• [Task objective]:
Skip all pictures, then print the remaining material exactly.

• [Records to use]:
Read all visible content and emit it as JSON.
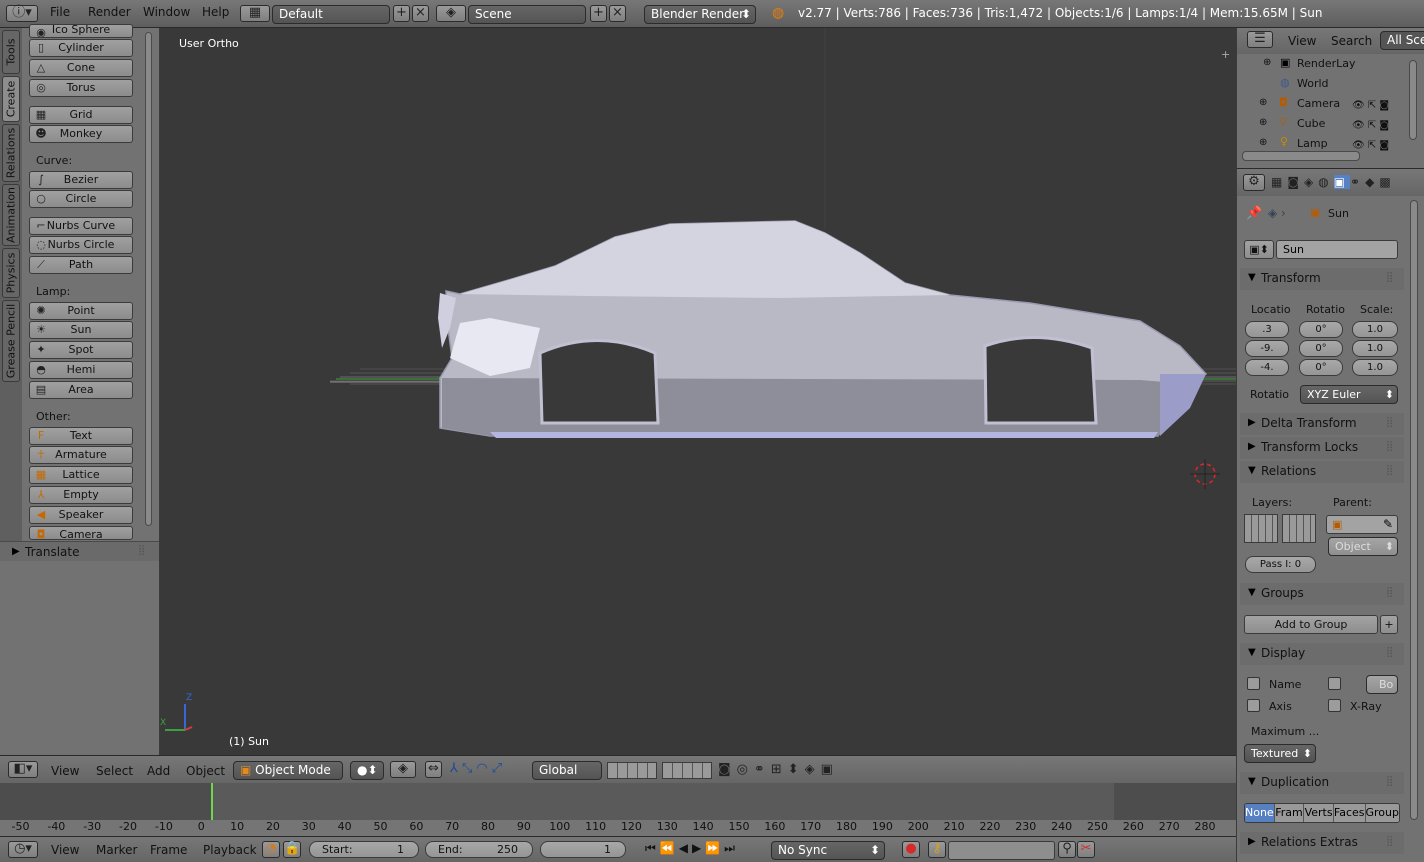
{
  "topbar": {
    "menus": [
      "File",
      "Render",
      "Window",
      "Help"
    ],
    "layout": "Default",
    "scene": "Scene",
    "engine": "Blender Render",
    "info": "v2.77 | Verts:786 | Faces:736 | Tris:1,472 | Objects:1/6 | Lamps:1/4 | Mem:15.65M | Sun"
  },
  "tools": {
    "tabs": [
      "Tools",
      "Create",
      "Relations",
      "Animation",
      "Physics",
      "Grease Pencil"
    ],
    "mesh_items": [
      "Ico Sphere",
      "Cylinder",
      "Cone",
      "Torus",
      "Grid",
      "Monkey"
    ],
    "curve_label": "Curve:",
    "curve_items": [
      "Bezier",
      "Circle",
      "Nurbs Curve",
      "Nurbs Circle",
      "Path"
    ],
    "lamp_label": "Lamp:",
    "lamp_items": [
      "Point",
      "Sun",
      "Spot",
      "Hemi",
      "Area"
    ],
    "other_label": "Other:",
    "other_items": [
      "Text",
      "Armature",
      "Lattice",
      "Empty",
      "Speaker",
      "Camera"
    ],
    "translate": "Translate"
  },
  "viewport": {
    "view_label": "User Ortho",
    "object_label": "(1) Sun",
    "axis_y": "Z",
    "axis_x": "X",
    "colors": {
      "background": "#393939",
      "car_body": "#c8c8d6",
      "grid_green": "#3f8f3f"
    }
  },
  "outliner": {
    "menu_view": "View",
    "menu_search": "Search",
    "scenes": "All Sce",
    "items": [
      "RenderLay",
      "World",
      "Camera",
      "Cube",
      "Lamp"
    ]
  },
  "properties": {
    "breadcrumb": "Sun",
    "object_name": "Sun",
    "transform": "Transform",
    "location_label": "Locatio",
    "rotation_label": "Rotatio",
    "scale_label": "Scale:",
    "location": [
      ".3",
      "-9.",
      "-4."
    ],
    "rotation": [
      "0°",
      "0°",
      "0°"
    ],
    "scale": [
      "1.0",
      "1.0",
      "1.0"
    ],
    "rotation_mode_label": "Rotatio",
    "rotation_mode": "XYZ Euler",
    "delta": "Delta Transform",
    "locks": "Transform Locks",
    "relations": "Relations",
    "layers_label": "Layers:",
    "parent_label": "Parent:",
    "parent_type": "Object",
    "pass_index": "Pass I: 0",
    "groups": "Groups",
    "add_to_group": "Add to Group",
    "display": "Display",
    "name_label": "Name",
    "axis_label": "Axis",
    "xray_label": "X-Ray",
    "bounds_label": "Bo",
    "maximum_label": "Maximum ...",
    "draw_type": "Textured",
    "duplication": "Duplication",
    "dup_options": [
      "None",
      "Fram",
      "Verts",
      "Faces",
      "Group"
    ],
    "relations_extras": "Relations Extras"
  },
  "vpheader": {
    "menus": [
      "View",
      "Select",
      "Add",
      "Object"
    ],
    "mode": "Object Mode",
    "orientation": "Global"
  },
  "timeline": {
    "ticks": [
      "-50",
      "-40",
      "-30",
      "-20",
      "-10",
      "0",
      "10",
      "20",
      "30",
      "40",
      "50",
      "60",
      "70",
      "80",
      "90",
      "100",
      "110",
      "120",
      "130",
      "140",
      "150",
      "160",
      "170",
      "180",
      "190",
      "200",
      "210",
      "220",
      "230",
      "240",
      "250",
      "260",
      "270",
      "280"
    ],
    "menus": [
      "View",
      "Marker",
      "Frame",
      "Playback"
    ],
    "start": "Start:",
    "start_val": "1",
    "end": "End:",
    "end_val": "250",
    "current": "1",
    "sync": "No Sync"
  }
}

• [Task output]:
Read all visible content and emit it as JSON.
{
  "topbar": {
    "menus": [
      "File",
      "Render",
      "Window",
      "Help"
    ],
    "layout": "Default",
    "scene": "Scene",
    "engine": "Blender Render",
    "info": "v2.77 | Verts:786 | Faces:736 | Tris:1,472 | Objects:1/6 | Lamps:1/4 | Mem:15.65M | Sun"
  },
  "tools": {
    "tabs": [
      "Tools",
      "Create",
      "Relations",
      "Animation",
      "Physics",
      "Grease Pencil"
    ],
    "mesh_items": [
      "Ico Sphere",
      "Cylinder",
      "Cone",
      "Torus",
      "Grid",
      "Monkey"
    ],
    "curve_label": "Curve:",
    "curve_items": [
      "Bezier",
      "Circle",
      "Nurbs Curve",
      "Nurbs Circle",
      "Path"
    ],
    "lamp_label": "Lamp:",
    "lamp_items": [
      "Point",
      "Sun",
      "Spot",
      "Hemi",
      "Area"
    ],
    "other_label": "Other:",
    "other_items": [
      "Text",
      "Armature",
      "Lattice",
      "Empty",
      "Speaker",
      "Camera"
    ],
    "translate": "Translate"
  },
  "viewport": {
    "view_label": "User Ortho",
    "object_label": "(1) Sun",
    "axis_y": "Z",
    "axis_x": "X",
    "colors": {
      "background": "#393939",
      "car_body": "#c8c8d6",
      "grid_green": "#3f8f3f"
    }
  },
  "outliner": {
    "menu_view": "View",
    "menu_search": "Search",
    "scenes": "All Sce",
    "items": [
      "RenderLay",
      "World",
      "Camera",
      "Cube",
      "Lamp"
    ]
  },
  "properties": {
    "breadcrumb": "Sun",
    "object_name": "Sun",
    "transform": "Transform",
    "location_label": "Locatio",
    "rotation_label": "Rotatio",
    "scale_label": "Scale:",
    "location": [
      ".3",
      "-9.",
      "-4."
    ],
    "rotation": [
      "0°",
      "0°",
      "0°"
    ],
    "scale": [
      "1.0",
      "1.0",
      "1.0"
    ],
    "rotation_mode_label": "Rotatio",
    "rotation_mode": "XYZ Euler",
    "delta": "Delta Transform",
    "locks": "Transform Locks",
    "relations": "Relations",
    "layers_label": "Layers:",
    "parent_label": "Parent:",
    "parent_type": "Object",
    "pass_index": "Pass I: 0",
    "groups": "Groups",
    "add_to_group": "Add to Group",
    "display": "Display",
    "name_label": "Name",
    "axis_label": "Axis",
    "xray_label": "X-Ray",
    "bounds_label": "Bo",
    "maximum_label": "Maximum ...",
    "draw_type": "Textured",
    "duplication": "Duplication",
    "dup_options": [
      "None",
      "Fram",
      "Verts",
      "Faces",
      "Group"
    ],
    "relations_extras": "Relations Extras"
  },
  "vpheader": {
    "menus": [
      "View",
      "Select",
      "Add",
      "Object"
    ],
    "mode": "Object Mode",
    "orientation": "Global"
  },
  "timeline": {
    "ticks": [
      "-50",
      "-40",
      "-30",
      "-20",
      "-10",
      "0",
      "10",
      "20",
      "30",
      "40",
      "50",
      "60",
      "70",
      "80",
      "90",
      "100",
      "110",
      "120",
      "130",
      "140",
      "150",
      "160",
      "170",
      "180",
      "190",
      "200",
      "210",
      "220",
      "230",
      "240",
      "250",
      "260",
      "270",
      "280"
    ],
    "menus": [
      "View",
      "Marker",
      "Frame",
      "Playback"
    ],
    "start": "Start:",
    "start_val": "1",
    "end": "End:",
    "end_val": "250",
    "current": "1",
    "sync": "No Sync"
  }
}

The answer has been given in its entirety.